--- START OF Records supplied ---

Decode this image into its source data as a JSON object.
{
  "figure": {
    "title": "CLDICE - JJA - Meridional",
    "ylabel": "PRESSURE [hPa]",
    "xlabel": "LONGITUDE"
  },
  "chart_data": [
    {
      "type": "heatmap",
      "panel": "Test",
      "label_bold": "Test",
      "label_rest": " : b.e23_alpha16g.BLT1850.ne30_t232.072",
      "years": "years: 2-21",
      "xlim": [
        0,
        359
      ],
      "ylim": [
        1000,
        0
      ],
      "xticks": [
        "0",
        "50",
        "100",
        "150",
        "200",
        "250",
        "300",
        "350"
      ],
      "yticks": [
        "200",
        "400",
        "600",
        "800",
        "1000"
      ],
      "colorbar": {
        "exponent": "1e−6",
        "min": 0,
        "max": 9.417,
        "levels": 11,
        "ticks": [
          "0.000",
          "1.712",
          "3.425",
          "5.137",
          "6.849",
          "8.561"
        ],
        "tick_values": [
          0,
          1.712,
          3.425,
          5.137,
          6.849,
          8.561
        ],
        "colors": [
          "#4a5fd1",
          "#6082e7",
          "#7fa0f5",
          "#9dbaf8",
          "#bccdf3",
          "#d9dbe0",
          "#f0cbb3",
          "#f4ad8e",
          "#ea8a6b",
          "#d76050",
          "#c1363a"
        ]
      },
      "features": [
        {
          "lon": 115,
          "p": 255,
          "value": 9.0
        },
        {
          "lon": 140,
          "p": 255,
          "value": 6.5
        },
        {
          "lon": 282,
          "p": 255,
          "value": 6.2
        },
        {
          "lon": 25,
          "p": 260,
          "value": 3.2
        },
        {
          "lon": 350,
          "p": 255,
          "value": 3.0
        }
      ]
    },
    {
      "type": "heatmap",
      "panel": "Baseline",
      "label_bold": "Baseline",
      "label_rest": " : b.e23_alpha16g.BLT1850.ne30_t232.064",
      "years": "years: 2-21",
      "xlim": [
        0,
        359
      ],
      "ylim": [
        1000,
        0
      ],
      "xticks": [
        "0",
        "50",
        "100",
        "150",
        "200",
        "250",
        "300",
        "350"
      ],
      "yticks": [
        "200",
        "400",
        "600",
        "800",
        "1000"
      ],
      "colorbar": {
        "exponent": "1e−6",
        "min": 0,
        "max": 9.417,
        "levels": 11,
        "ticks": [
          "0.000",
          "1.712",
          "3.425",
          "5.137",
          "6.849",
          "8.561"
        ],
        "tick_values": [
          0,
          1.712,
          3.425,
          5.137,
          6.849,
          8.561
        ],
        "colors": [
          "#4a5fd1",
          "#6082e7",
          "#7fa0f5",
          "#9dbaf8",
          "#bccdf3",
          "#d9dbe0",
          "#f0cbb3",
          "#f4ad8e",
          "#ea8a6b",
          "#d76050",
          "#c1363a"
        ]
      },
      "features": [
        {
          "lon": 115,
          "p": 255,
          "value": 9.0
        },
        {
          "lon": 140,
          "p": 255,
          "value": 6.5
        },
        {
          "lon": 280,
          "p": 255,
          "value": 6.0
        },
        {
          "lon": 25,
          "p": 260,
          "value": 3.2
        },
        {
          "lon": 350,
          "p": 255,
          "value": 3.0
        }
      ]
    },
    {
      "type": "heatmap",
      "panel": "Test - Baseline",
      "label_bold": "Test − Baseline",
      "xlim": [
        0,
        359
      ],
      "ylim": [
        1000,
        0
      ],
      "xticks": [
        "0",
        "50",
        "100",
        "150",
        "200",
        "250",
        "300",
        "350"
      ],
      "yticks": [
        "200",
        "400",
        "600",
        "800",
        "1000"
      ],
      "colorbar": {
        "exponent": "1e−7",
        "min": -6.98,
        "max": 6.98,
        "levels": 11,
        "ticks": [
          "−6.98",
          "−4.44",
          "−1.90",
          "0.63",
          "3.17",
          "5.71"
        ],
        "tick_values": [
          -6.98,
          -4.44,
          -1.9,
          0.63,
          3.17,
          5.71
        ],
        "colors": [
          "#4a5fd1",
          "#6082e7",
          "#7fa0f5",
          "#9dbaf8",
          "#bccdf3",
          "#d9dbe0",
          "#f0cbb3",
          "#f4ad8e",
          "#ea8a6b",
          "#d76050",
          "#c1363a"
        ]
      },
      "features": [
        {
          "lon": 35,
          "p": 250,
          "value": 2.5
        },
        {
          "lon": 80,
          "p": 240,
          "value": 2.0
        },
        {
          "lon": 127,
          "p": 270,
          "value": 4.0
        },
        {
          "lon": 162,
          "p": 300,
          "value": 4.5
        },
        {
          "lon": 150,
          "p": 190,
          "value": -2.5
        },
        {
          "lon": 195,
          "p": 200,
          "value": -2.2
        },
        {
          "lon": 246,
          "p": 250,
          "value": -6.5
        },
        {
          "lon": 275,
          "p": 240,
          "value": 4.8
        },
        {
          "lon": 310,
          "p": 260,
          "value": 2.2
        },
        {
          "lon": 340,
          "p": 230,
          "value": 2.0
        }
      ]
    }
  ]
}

--- END OF Records supplied ---

Given problem: Print back all the lines verbatim.

Answer to this exercise:
Decode this image into its source data as a JSON object.
{
  "figure": {
    "title": "CLDICE - JJA - Meridional",
    "ylabel": "PRESSURE [hPa]",
    "xlabel": "LONGITUDE"
  },
  "chart_data": [
    {
      "type": "heatmap",
      "panel": "Test",
      "label_bold": "Test",
      "label_rest": " : b.e23_alpha16g.BLT1850.ne30_t232.072",
      "years": "years: 2-21",
      "xlim": [
        0,
        359
      ],
      "ylim": [
        1000,
        0
      ],
      "xticks": [
        "0",
        "50",
        "100",
        "150",
        "200",
        "250",
        "300",
        "350"
      ],
      "yticks": [
        "200",
        "400",
        "600",
        "800",
        "1000"
      ],
      "colorbar": {
        "exponent": "1e−6",
        "min": 0,
        "max": 9.417,
        "levels": 11,
        "ticks": [
          "0.000",
          "1.712",
          "3.425",
          "5.137",
          "6.849",
          "8.561"
        ],
        "tick_values": [
          0,
          1.712,
          3.425,
          5.137,
          6.849,
          8.561
        ],
        "colors": [
          "#4a5fd1",
          "#6082e7",
          "#7fa0f5",
          "#9dbaf8",
          "#bccdf3",
          "#d9dbe0",
          "#f0cbb3",
          "#f4ad8e",
          "#ea8a6b",
          "#d76050",
          "#c1363a"
        ]
      },
      "features": [
        {
          "lon": 115,
          "p": 255,
          "value": 9.0
        },
        {
          "lon": 140,
          "p": 255,
          "value": 6.5
        },
        {
          "lon": 282,
          "p": 255,
          "value": 6.2
        },
        {
          "lon": 25,
          "p": 260,
          "value": 3.2
        },
        {
          "lon": 350,
          "p": 255,
          "value": 3.0
        }
      ]
    },
    {
      "type": "heatmap",
      "panel": "Baseline",
      "label_bold": "Baseline",
      "label_rest": " : b.e23_alpha16g.BLT1850.ne30_t232.064",
      "years": "years: 2-21",
      "xlim": [
        0,
        359
      ],
      "ylim": [
        1000,
        0
      ],
      "xticks": [
        "0",
        "50",
        "100",
        "150",
        "200",
        "250",
        "300",
        "350"
      ],
      "yticks": [
        "200",
        "400",
        "600",
        "800",
        "1000"
      ],
      "colorbar": {
        "exponent": "1e−6",
        "min": 0,
        "max": 9.417,
        "levels": 11,
        "ticks": [
          "0.000",
          "1.712",
          "3.425",
          "5.137",
          "6.849",
          "8.561"
        ],
        "tick_values": [
          0,
          1.712,
          3.425,
          5.137,
          6.849,
          8.561
        ],
        "colors": [
          "#4a5fd1",
          "#6082e7",
          "#7fa0f5",
          "#9dbaf8",
          "#bccdf3",
          "#d9dbe0",
          "#f0cbb3",
          "#f4ad8e",
          "#ea8a6b",
          "#d76050",
          "#c1363a"
        ]
      },
      "features": [
        {
          "lon": 115,
          "p": 255,
          "value": 9.0
        },
        {
          "lon": 140,
          "p": 255,
          "value": 6.5
        },
        {
          "lon": 280,
          "p": 255,
          "value": 6.0
        },
        {
          "lon": 25,
          "p": 260,
          "value": 3.2
        },
        {
          "lon": 350,
          "p": 255,
          "value": 3.0
        }
      ]
    },
    {
      "type": "heatmap",
      "panel": "Test - Baseline",
      "label_bold": "Test − Baseline",
      "xlim": [
        0,
        359
      ],
      "ylim": [
        1000,
        0
      ],
      "xticks": [
        "0",
        "50",
        "100",
        "150",
        "200",
        "250",
        "300",
        "350"
      ],
      "yticks": [
        "200",
        "400",
        "600",
        "800",
        "1000"
      ],
      "colorbar": {
        "exponent": "1e−7",
        "min": -6.98,
        "max": 6.98,
        "levels": 11,
        "ticks": [
          "−6.98",
          "−4.44",
          "−1.90",
          "0.63",
          "3.17",
          "5.71"
        ],
        "tick_values": [
          -6.98,
          -4.44,
          -1.9,
          0.63,
          3.17,
          5.71
        ],
        "colors": [
          "#4a5fd1",
          "#6082e7",
          "#7fa0f5",
          "#9dbaf8",
          "#bccdf3",
          "#d9dbe0",
          "#f0cbb3",
          "#f4ad8e",
          "#ea8a6b",
          "#d76050",
          "#c1363a"
        ]
      },
      "features": [
        {
          "lon": 35,
          "p": 250,
          "value": 2.5
        },
        {
          "lon": 80,
          "p": 240,
          "value": 2.0
        },
        {
          "lon": 127,
          "p": 270,
          "value": 4.0
        },
        {
          "lon": 162,
          "p": 300,
          "value": 4.5
        },
        {
          "lon": 150,
          "p": 190,
          "value": -2.5
        },
        {
          "lon": 195,
          "p": 200,
          "value": -2.2
        },
        {
          "lon": 246,
          "p": 250,
          "value": -6.5
        },
        {
          "lon": 275,
          "p": 240,
          "value": 4.8
        },
        {
          "lon": 310,
          "p": 260,
          "value": 2.2
        },
        {
          "lon": 340,
          "p": 230,
          "value": 2.0
        }
      ]
    }
  ]
}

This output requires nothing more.